- Available records -
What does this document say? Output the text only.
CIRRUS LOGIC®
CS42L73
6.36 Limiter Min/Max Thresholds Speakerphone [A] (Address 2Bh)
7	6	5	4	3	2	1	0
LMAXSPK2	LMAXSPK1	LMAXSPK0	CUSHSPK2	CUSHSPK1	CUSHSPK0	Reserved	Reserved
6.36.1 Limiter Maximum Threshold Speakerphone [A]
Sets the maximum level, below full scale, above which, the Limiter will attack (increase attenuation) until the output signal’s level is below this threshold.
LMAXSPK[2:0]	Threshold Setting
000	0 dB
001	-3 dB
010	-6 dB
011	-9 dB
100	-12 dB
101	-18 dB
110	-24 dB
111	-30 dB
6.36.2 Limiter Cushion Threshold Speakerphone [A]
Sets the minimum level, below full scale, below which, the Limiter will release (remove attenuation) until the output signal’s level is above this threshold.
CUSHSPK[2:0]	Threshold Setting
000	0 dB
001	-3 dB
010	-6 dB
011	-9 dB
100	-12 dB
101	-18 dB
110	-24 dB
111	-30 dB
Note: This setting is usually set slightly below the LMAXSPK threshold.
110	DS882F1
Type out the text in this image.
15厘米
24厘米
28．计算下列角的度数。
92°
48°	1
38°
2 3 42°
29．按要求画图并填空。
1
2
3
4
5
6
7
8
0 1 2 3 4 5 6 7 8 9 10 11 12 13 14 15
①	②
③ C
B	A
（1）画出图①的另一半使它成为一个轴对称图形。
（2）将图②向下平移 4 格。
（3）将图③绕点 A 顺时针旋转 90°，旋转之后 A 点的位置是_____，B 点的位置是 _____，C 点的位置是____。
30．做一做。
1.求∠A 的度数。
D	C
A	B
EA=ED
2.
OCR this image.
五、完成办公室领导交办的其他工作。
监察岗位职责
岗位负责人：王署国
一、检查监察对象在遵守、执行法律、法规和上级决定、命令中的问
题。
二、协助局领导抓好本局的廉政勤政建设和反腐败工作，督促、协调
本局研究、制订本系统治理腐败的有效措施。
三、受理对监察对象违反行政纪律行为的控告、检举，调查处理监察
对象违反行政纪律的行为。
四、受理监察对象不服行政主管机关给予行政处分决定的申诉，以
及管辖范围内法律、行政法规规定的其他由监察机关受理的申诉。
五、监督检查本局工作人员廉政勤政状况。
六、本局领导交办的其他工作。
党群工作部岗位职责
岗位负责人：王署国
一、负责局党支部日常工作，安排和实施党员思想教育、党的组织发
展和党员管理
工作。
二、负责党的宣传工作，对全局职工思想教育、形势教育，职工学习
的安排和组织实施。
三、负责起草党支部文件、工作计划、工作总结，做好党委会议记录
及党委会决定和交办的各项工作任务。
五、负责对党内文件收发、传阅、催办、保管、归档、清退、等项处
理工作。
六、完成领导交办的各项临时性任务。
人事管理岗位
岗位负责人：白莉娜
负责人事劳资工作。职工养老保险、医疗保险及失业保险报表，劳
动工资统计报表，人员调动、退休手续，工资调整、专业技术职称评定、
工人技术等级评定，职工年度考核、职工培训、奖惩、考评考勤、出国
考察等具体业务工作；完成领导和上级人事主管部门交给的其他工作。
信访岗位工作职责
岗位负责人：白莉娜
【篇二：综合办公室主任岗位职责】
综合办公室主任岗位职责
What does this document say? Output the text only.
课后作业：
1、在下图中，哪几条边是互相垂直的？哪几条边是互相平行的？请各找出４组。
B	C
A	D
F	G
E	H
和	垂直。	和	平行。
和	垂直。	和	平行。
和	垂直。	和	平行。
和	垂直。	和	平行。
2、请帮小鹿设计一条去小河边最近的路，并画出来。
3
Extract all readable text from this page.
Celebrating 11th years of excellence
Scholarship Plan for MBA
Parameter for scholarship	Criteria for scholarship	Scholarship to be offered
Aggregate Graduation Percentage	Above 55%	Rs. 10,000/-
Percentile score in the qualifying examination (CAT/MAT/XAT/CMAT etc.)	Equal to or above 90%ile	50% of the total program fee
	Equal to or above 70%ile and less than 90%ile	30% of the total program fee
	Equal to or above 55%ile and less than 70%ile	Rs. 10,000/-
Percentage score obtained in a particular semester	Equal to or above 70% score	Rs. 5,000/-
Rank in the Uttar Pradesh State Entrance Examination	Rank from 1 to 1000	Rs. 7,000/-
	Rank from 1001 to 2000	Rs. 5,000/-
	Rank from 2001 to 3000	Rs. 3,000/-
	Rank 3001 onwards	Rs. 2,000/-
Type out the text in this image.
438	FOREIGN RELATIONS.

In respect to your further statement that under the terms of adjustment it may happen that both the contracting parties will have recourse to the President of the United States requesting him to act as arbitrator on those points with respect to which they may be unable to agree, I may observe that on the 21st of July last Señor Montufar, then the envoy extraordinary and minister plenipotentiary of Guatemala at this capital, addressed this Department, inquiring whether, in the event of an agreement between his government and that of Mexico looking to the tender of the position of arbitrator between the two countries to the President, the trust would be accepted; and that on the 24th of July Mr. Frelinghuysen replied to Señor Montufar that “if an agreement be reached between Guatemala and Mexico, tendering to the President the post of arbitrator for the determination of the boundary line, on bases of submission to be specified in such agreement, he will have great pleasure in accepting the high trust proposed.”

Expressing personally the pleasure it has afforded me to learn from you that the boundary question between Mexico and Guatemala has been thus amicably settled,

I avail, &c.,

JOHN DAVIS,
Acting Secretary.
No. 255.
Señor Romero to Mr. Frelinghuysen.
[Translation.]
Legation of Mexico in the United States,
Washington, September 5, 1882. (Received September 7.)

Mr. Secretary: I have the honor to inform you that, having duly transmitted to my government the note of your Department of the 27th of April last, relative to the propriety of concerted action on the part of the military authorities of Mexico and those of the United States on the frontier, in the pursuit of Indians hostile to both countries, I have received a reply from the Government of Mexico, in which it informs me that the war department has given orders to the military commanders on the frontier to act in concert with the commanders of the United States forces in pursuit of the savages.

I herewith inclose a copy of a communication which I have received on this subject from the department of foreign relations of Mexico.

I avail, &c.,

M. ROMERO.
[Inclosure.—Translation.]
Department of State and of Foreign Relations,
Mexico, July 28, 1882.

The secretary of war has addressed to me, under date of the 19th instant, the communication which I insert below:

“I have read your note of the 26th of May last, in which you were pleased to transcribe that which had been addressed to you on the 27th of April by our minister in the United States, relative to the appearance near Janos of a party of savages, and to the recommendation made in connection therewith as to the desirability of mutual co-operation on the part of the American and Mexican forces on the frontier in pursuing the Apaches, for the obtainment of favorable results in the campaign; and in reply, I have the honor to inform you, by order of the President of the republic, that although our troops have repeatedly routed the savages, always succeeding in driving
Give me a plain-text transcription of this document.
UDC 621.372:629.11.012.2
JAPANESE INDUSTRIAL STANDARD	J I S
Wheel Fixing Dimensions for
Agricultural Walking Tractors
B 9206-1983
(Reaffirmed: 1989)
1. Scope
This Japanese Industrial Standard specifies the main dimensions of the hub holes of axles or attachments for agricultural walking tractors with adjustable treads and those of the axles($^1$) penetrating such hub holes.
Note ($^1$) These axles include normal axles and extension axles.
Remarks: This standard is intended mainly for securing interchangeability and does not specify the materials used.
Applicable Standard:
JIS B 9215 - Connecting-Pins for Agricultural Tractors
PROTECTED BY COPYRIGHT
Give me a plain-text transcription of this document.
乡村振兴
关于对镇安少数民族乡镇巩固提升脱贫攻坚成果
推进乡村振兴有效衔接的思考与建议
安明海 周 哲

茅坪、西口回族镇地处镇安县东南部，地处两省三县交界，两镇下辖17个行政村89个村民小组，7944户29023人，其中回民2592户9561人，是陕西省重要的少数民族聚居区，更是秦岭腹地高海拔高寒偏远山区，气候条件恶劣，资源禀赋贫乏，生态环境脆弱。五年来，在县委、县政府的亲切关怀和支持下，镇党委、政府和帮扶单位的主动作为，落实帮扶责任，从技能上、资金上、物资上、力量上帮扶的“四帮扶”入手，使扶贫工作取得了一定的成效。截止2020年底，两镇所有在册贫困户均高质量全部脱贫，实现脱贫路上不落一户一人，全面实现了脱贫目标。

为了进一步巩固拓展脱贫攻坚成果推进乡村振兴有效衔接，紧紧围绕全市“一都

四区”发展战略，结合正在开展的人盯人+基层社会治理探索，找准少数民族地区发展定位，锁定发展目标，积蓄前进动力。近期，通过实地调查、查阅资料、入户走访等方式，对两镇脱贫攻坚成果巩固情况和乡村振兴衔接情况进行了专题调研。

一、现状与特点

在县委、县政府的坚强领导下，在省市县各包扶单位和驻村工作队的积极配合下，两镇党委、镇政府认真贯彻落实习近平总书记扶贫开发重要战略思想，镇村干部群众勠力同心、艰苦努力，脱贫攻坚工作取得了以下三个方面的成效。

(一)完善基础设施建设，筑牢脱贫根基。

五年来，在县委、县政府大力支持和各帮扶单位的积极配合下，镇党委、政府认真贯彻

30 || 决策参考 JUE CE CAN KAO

- Exercise description -
Which lines of the data include "Scholarship"? Copy each of them.

- Answer -
Scholarship Plan for MBA
Parameter for scholarship	Criteria for scholarship	Scholarship to be offered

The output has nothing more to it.